** BEGIN **

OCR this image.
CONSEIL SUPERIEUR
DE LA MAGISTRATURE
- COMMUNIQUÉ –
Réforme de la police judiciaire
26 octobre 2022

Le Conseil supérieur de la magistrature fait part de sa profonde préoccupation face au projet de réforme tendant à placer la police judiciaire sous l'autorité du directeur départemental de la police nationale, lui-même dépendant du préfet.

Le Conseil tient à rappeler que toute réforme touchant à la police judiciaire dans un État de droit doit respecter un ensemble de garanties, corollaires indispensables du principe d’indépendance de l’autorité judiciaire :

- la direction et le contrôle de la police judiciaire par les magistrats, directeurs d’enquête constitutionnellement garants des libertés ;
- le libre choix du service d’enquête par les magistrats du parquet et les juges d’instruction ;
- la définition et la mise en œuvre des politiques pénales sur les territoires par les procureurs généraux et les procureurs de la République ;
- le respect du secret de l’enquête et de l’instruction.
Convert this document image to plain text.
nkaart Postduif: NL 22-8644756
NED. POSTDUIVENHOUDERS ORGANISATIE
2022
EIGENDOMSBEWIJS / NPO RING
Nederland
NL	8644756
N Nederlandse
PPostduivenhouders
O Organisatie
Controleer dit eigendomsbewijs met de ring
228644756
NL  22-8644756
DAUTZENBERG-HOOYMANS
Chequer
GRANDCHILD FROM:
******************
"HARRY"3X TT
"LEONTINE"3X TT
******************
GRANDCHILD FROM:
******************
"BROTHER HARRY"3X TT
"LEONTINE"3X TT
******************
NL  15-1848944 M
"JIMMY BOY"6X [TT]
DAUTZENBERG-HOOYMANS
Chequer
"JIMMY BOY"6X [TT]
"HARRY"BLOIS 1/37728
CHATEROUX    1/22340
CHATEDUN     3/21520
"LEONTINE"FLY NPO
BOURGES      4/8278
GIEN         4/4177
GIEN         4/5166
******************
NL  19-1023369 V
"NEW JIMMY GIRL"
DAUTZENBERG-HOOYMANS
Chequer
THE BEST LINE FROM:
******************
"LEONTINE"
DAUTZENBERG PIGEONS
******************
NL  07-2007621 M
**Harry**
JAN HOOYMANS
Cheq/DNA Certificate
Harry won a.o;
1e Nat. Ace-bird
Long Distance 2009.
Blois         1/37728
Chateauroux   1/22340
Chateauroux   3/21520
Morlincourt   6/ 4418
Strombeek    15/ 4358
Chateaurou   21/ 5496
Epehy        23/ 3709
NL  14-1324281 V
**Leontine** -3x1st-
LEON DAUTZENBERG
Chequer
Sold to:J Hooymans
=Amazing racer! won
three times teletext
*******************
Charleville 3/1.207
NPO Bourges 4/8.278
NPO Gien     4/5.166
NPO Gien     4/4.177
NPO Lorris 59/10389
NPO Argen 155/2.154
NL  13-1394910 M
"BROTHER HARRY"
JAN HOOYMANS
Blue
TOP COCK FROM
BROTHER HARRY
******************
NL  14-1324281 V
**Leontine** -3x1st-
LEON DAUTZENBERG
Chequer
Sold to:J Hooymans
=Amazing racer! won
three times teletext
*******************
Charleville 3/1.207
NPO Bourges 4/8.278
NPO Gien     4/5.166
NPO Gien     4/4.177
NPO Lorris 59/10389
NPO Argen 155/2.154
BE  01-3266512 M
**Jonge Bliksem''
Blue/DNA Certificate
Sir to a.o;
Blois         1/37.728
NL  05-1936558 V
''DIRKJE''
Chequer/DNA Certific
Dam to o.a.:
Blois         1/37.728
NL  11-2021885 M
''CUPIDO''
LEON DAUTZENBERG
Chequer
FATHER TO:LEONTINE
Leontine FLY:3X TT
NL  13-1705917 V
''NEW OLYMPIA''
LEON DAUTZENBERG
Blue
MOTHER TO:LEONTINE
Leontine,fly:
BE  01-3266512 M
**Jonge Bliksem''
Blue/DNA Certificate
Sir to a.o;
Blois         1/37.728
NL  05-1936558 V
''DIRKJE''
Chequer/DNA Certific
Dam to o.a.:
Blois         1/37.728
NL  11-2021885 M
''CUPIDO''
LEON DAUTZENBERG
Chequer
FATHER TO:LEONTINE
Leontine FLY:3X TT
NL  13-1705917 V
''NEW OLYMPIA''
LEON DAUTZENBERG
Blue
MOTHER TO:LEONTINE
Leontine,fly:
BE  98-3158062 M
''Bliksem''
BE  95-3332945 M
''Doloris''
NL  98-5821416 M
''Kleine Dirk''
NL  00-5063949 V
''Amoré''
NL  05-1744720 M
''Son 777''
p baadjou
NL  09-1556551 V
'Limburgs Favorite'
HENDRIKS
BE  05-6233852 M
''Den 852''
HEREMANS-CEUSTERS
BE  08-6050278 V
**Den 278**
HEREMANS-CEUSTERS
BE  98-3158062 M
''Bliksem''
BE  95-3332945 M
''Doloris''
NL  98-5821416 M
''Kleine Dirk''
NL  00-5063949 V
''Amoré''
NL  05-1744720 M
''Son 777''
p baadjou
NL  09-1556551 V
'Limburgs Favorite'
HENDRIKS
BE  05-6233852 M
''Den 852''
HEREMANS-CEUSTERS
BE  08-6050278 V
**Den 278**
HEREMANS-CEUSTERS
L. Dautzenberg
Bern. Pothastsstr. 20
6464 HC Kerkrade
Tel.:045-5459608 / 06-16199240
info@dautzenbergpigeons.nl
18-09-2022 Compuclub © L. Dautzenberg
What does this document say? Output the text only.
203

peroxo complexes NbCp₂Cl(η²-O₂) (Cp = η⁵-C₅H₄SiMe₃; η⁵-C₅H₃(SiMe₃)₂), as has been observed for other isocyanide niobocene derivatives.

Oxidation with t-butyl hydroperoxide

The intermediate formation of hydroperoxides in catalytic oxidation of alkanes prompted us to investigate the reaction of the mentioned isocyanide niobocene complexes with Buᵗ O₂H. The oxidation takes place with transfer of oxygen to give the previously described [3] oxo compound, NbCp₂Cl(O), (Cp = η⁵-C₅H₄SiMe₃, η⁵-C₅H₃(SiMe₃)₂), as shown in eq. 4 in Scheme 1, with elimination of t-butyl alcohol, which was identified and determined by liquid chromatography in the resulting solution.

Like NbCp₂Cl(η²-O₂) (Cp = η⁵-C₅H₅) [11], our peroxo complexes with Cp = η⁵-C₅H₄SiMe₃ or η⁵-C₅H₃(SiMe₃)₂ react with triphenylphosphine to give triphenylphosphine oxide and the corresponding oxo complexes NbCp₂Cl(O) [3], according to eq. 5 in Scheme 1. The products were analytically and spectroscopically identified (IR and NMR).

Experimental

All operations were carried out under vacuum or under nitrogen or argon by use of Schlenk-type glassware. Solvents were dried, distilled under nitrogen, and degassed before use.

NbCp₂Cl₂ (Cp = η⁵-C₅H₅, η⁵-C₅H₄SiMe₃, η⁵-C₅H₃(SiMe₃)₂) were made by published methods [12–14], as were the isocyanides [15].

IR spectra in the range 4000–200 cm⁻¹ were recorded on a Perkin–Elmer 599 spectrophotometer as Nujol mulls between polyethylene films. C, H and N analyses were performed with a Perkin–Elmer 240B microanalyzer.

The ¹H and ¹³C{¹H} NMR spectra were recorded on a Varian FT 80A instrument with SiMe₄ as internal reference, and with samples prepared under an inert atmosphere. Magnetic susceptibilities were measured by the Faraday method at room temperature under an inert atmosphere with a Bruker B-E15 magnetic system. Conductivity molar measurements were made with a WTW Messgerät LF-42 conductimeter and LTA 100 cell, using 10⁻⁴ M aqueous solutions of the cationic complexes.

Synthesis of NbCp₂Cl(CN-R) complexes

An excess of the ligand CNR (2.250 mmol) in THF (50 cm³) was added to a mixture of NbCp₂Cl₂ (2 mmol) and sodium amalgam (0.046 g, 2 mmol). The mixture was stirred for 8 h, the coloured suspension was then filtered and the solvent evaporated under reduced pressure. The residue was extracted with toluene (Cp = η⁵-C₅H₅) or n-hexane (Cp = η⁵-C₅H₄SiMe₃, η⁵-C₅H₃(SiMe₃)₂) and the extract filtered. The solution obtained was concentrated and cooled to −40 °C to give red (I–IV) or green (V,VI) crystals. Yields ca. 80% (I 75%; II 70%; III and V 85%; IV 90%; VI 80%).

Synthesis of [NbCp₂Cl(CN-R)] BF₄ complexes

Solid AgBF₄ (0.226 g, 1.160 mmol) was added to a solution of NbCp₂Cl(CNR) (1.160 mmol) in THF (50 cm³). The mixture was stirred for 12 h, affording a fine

** END **

◆ **What needs to be done**
Isolate the lines above that contain the word "autorité" and copy them.

◆ **Expected answer**
Le Conseil supérieur de la magistrature fait part de sa profonde préoccupation face au projet de réforme tendant à placer la police judiciaire sous l'autorité du directeur départemental de la police nationale, lui-même dépendant du préfet.
Le Conseil tient à rappeler que toute réforme touchant à la police judiciaire dans un État de droit doit respecter un ensemble de garanties, corollaires indispensables du principe d’indépendance de l’autorité judiciaire :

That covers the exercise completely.